■ Excerpted records:
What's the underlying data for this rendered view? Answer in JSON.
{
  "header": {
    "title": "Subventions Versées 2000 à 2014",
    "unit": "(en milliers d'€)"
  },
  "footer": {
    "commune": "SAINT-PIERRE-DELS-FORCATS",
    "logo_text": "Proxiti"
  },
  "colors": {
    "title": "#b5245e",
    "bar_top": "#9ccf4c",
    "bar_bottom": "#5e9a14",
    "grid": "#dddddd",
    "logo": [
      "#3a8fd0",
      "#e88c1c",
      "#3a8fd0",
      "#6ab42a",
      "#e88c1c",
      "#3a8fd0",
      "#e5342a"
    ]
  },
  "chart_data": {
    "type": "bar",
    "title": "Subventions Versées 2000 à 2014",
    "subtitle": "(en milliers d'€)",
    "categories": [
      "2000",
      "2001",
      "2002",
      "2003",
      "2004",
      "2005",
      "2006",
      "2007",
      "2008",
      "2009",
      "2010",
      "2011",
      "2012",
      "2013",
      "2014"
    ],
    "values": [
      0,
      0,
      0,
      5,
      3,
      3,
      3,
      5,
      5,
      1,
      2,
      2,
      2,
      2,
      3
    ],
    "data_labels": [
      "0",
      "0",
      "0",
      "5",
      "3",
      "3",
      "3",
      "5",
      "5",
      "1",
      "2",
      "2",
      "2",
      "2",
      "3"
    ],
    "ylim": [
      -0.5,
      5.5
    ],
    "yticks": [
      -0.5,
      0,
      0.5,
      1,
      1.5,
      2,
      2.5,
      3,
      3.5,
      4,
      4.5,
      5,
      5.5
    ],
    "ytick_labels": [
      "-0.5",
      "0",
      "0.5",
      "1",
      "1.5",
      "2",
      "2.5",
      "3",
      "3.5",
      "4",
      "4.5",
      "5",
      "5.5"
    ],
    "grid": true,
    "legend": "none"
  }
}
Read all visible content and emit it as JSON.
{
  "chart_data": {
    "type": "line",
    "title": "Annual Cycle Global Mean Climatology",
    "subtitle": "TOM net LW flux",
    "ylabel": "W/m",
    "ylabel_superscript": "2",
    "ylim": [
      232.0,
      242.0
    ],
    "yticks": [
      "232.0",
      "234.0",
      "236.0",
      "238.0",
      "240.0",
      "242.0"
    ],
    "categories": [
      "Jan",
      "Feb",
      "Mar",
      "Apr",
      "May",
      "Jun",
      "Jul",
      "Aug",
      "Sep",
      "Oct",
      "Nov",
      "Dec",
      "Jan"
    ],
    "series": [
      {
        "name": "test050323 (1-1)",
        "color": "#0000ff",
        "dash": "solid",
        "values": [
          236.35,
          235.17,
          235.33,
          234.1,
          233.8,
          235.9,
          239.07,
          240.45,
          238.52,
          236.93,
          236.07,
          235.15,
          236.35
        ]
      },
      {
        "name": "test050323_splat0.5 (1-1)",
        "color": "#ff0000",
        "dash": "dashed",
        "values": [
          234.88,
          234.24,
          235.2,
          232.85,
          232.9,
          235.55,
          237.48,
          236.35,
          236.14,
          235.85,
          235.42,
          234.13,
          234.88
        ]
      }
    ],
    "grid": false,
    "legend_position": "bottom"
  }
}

■ What the task asks: Using the listing above, locate the lines that hold "milliers" and copy each one.

■ The answer:
    "unit": "(en milliers d'€)"
    "subtitle": "(en milliers d'€)",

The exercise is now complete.